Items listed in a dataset

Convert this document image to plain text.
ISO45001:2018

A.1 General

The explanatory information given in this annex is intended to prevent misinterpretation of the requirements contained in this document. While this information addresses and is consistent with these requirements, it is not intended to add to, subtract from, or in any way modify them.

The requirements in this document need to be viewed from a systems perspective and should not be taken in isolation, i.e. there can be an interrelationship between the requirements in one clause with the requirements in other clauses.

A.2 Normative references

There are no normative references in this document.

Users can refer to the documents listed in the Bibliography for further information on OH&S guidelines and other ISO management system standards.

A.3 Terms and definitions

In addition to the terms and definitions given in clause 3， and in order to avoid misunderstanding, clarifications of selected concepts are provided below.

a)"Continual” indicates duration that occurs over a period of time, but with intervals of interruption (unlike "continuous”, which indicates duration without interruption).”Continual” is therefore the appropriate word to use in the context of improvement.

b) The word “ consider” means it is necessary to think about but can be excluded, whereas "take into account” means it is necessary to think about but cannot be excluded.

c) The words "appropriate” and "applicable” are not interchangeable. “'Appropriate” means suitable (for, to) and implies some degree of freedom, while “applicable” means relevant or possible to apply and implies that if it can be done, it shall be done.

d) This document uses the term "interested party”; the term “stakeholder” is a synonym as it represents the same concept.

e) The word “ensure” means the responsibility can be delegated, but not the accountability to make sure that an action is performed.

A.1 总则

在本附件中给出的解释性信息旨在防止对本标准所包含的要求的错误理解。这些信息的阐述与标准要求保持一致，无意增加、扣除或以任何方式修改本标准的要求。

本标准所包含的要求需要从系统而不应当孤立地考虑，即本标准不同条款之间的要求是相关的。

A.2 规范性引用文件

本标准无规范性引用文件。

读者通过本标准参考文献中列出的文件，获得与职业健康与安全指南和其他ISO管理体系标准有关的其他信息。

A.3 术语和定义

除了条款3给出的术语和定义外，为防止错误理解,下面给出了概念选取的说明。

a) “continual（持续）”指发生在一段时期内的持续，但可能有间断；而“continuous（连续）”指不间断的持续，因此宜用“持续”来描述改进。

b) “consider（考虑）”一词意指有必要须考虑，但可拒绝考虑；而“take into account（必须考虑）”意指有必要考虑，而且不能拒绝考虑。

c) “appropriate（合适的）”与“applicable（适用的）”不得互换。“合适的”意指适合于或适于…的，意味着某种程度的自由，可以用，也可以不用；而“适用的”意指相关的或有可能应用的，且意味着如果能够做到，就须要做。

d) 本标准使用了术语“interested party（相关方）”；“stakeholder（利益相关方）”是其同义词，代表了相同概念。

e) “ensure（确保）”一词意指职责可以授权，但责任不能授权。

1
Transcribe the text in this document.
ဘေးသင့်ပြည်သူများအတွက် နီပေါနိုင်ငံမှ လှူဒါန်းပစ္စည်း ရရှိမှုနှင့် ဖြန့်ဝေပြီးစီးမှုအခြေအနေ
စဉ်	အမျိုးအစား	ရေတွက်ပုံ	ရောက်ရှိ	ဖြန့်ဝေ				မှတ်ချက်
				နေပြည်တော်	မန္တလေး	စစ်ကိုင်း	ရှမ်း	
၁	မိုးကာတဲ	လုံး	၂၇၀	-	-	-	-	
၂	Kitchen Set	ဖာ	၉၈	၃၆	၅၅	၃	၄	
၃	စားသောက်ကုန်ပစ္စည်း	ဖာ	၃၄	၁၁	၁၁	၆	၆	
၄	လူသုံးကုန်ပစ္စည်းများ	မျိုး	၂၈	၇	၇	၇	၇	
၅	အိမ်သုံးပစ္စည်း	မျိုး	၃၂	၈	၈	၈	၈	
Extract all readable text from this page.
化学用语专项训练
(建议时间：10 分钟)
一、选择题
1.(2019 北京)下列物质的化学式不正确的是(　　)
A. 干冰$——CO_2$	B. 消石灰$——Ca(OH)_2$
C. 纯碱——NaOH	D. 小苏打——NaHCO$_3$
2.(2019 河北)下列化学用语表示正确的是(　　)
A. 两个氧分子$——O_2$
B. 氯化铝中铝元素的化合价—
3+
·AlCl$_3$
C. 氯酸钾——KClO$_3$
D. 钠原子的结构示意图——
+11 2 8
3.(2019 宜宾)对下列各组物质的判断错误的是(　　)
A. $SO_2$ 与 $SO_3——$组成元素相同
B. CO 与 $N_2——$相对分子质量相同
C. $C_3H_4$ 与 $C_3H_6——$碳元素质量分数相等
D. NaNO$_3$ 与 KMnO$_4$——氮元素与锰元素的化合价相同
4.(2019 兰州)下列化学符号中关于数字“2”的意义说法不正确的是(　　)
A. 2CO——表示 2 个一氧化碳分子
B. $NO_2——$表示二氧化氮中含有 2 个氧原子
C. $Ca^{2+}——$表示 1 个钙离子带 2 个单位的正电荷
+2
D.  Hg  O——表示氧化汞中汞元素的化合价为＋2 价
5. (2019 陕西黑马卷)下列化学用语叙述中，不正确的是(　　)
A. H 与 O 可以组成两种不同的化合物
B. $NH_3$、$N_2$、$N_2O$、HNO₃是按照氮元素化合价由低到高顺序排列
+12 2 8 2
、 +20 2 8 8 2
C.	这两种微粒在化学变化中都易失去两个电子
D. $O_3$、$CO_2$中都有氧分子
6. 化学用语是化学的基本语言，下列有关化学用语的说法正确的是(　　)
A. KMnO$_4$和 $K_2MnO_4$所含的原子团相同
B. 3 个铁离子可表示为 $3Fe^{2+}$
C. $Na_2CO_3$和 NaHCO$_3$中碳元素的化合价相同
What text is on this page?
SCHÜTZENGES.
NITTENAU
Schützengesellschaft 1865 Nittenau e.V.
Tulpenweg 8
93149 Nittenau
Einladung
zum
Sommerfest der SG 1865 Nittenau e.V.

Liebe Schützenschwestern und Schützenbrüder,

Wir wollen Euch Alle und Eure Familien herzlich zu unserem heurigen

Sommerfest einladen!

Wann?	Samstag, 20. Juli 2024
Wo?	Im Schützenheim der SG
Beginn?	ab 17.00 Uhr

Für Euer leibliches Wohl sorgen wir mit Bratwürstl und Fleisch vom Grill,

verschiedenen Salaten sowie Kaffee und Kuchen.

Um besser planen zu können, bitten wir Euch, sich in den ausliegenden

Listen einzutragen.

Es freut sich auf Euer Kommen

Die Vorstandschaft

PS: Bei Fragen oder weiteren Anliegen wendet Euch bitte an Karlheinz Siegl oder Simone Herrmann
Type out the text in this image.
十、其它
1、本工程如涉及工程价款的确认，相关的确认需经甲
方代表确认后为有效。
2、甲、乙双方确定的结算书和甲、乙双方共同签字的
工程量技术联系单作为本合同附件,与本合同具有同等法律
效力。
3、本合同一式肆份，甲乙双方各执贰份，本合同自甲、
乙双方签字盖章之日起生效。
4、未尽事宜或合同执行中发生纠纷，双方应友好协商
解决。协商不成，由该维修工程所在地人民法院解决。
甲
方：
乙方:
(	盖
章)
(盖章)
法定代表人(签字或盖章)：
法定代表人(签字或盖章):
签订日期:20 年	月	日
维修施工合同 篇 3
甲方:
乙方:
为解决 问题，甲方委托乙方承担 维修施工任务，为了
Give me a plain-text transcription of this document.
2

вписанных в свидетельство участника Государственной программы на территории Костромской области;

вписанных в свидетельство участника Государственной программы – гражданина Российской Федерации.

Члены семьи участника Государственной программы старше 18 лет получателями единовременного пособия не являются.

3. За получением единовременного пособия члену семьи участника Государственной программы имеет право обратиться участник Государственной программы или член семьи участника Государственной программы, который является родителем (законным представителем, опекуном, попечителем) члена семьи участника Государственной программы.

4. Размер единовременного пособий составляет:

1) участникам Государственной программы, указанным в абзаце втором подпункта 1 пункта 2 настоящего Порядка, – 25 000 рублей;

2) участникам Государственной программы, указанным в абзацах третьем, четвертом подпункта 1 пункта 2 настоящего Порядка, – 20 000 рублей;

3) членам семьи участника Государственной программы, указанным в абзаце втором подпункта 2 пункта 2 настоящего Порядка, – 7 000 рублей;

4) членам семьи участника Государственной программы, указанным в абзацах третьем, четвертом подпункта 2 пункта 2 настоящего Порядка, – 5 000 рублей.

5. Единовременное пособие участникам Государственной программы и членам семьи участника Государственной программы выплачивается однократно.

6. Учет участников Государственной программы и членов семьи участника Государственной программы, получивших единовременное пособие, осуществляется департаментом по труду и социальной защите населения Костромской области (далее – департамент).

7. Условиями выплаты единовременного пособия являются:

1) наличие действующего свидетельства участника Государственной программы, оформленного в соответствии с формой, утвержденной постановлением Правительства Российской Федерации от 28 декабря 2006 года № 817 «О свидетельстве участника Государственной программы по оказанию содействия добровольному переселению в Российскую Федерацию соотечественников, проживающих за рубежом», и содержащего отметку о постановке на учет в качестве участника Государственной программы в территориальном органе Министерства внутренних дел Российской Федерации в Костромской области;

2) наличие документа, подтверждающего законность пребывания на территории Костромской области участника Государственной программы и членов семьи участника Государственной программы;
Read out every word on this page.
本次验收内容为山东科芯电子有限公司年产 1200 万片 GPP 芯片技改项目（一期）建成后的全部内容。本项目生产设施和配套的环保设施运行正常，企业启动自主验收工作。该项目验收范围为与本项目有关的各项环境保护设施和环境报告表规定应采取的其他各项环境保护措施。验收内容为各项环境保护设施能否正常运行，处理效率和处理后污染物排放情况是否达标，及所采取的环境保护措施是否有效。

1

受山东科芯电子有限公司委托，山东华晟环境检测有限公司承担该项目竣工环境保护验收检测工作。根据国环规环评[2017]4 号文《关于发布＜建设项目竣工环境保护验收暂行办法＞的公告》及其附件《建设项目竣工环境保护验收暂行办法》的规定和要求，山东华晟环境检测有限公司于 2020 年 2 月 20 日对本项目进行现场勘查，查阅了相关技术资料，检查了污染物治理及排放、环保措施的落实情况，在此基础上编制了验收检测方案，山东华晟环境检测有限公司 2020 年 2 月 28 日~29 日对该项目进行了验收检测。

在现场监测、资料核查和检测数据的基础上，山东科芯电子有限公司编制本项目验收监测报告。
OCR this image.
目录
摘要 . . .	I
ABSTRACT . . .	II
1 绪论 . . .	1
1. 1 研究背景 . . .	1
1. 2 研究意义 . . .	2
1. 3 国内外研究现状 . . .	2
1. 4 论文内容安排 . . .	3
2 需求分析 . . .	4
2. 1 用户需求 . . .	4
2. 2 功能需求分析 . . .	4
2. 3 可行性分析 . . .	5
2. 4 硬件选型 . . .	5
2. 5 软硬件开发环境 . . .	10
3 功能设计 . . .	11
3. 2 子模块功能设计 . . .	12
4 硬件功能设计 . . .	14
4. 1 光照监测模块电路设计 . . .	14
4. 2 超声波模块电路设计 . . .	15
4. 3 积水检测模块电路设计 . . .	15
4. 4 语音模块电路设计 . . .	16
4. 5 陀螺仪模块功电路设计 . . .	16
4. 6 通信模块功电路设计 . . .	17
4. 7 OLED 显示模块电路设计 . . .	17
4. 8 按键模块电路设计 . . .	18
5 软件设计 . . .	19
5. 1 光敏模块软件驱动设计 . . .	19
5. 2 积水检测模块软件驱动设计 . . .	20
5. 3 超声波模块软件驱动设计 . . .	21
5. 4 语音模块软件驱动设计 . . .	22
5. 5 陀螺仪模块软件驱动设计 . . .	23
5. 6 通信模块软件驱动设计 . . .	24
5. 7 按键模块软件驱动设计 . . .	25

[WRITTEN PROBLEM]
Report the number of lines that contain "пособие", with no other words.

[EXERCISE OUTPUT]
2